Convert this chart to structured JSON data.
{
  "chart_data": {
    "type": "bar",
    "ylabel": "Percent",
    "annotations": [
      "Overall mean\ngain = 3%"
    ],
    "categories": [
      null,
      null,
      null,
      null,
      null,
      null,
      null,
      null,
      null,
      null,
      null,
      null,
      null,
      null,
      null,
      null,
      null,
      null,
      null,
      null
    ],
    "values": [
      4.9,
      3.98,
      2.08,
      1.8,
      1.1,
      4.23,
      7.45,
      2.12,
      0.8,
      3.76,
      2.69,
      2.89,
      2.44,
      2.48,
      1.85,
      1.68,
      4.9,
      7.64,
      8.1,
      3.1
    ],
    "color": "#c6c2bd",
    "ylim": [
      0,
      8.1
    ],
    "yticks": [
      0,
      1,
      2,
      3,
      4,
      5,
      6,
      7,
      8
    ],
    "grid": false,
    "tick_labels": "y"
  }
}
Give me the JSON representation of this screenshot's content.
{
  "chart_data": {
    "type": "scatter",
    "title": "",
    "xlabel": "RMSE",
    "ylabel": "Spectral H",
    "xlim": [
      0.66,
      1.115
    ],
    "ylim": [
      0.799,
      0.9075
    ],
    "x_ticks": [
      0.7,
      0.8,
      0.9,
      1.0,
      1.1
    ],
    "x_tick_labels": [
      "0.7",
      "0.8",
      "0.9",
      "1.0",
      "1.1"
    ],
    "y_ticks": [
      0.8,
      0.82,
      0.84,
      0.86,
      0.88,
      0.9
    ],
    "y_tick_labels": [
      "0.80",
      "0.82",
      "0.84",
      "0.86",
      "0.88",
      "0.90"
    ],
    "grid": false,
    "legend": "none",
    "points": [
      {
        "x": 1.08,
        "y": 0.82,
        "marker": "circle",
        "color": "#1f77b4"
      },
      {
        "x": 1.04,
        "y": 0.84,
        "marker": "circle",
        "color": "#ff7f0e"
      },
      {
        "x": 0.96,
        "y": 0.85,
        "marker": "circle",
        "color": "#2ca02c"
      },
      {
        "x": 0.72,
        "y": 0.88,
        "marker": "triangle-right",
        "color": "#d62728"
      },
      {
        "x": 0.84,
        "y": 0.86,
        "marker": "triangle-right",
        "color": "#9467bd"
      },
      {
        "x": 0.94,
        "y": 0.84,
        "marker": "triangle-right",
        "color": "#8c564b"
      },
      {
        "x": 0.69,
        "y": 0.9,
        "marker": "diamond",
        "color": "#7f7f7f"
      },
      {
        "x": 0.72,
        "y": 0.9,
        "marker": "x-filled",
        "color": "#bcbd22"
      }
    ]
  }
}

# # #

**What to work on:**
Copy out each line above, character for character.

**Exercise response:**
Convert this chart to structured JSON data.
{
  "chart_data": {
    "type": "bar",
    "ylabel": "Percent",
    "annotations": [
      "Overall mean\ngain = 3%"
    ],
    "categories": [
      null,
      null,
      null,
      null,
      null,
      null,
      null,
      null,
      null,
      null,
      null,
      null,
      null,
      null,
      null,
      null,
      null,
      null,
      null,
      null
    ],
    "values": [
      4.9,
      3.98,
      2.08,
      1.8,
      1.1,
      4.23,
      7.45,
      2.12,
      0.8,
      3.76,
      2.69,
      2.89,
      2.44,
      2.48,
      1.85,
      1.68,
      4.9,
      7.64,
      8.1,
      3.1
    ],
    "color": "#c6c2bd",
    "ylim": [
      0,
      8.1
    ],
    "yticks": [
      0,
      1,
      2,
      3,
      4,
      5,
      6,
      7,
      8
    ],
    "grid": false,
    "tick_labels": "y"
  }
}
Give me the JSON representation of this screenshot's content.
{
  "chart_data": {
    "type": "scatter",
    "title": "",
    "xlabel": "RMSE",
    "ylabel": "Spectral H",
    "xlim": [
      0.66,
      1.115
    ],
    "ylim": [
      0.799,
      0.9075
    ],
    "x_ticks": [
      0.7,
      0.8,
      0.9,
      1.0,
      1.1
    ],
    "x_tick_labels": [
      "0.7",
      "0.8",
      "0.9",
      "1.0",
      "1.1"
    ],
    "y_ticks": [
      0.8,
      0.82,
      0.84,
      0.86,
      0.88,
      0.9
    ],
    "y_tick_labels": [
      "0.80",
      "0.82",
      "0.84",
      "0.86",
      "0.88",
      "0.90"
    ],
    "grid": false,
    "legend": "none",
    "points": [
      {
        "x": 1.08,
        "y": 0.82,
        "marker": "circle",
        "color": "#1f77b4"
      },
      {
        "x": 1.04,
        "y": 0.84,
        "marker": "circle",
        "color": "#ff7f0e"
      },
      {
        "x": 0.96,
        "y": 0.85,
        "marker": "circle",
        "color": "#2ca02c"
      },
      {
        "x": 0.72,
        "y": 0.88,
        "marker": "triangle-right",
        "color": "#d62728"
      },
      {
        "x": 0.84,
        "y": 0.86,
        "marker": "triangle-right",
        "color": "#9467bd"
      },
      {
        "x": 0.94,
        "y": 0.84,
        "marker": "triangle-right",
        "color": "#8c564b"
      },
      {
        "x": 0.69,
        "y": 0.9,
        "marker": "diamond",
        "color": "#7f7f7f"
      },
      {
        "x": 0.72,
        "y": 0.9,
        "marker": "x-filled",
        "color": "#bcbd22"
      }
    ]
  }
}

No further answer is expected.